• Aim
Return each line containing the string "result".

++++++++

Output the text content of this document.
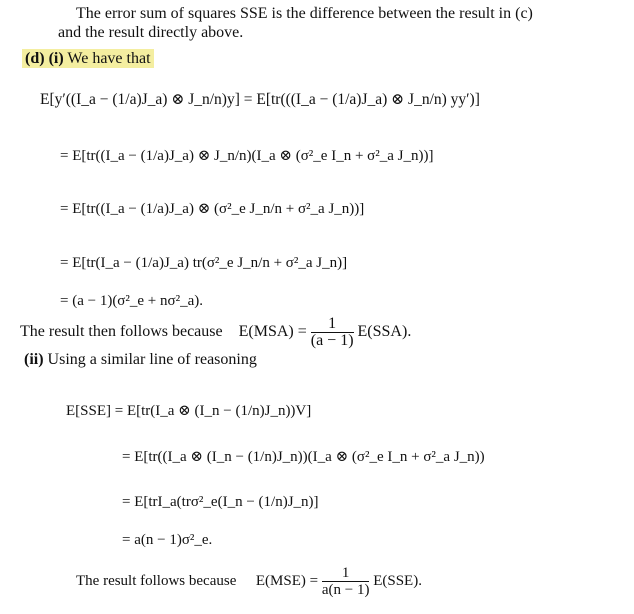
The error sum of squares SSE is the difference between the result in (c)
and the result directly above.
(d) (i) We have that
E[y′((I_a − (1/a)J_a) ⊗ J_n/n)y] = E[tr(((I_a − (1/a)J_a) ⊗ J_n/n) yy′)]
= E[tr((I_a − (1/a)J_a) ⊗ J_n/n)(I_a ⊗ (σ²_e I_n + σ²_a J_n))]
= E[tr((I_a − (1/a)J_a) ⊗ (σ²_e J_n/n + σ²_a J_n))]
= E[tr(I_a − (1/a)J_a) tr(σ²_e J_n/n + σ²_a J_n)]
= (a − 1)(σ²_e + nσ²_a).
The result then follows because $E(MSA) = \frac{1}{(a - 1)} E(SSA)$.
(ii) Using a similar line of reasoning
E[SSE] = E[tr(I_a ⊗ (I_n − (1/n)J_n))V]
= E[tr((I_a ⊗ (I_n − (1/n)J_n))(I_a ⊗ (σ²_e I_n + σ²_a J_n))
= E[trI_a(trσ²_e(I_n − (1/n)J_n)]
= a(n − 1)σ²_e.
The result follows because $E(MSE) = \frac{1}{a(n - 1)} E(SSE)$.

++++++++

• Solution
The error sum of squares SSE is the difference between the result in (c)
and the result directly above.
The result then follows because $E(MSA) = \frac{1}{(a - 1)} E(SSA)$.
The result follows because $E(MSE) = \frac{1}{a(n - 1)} E(SSE)$.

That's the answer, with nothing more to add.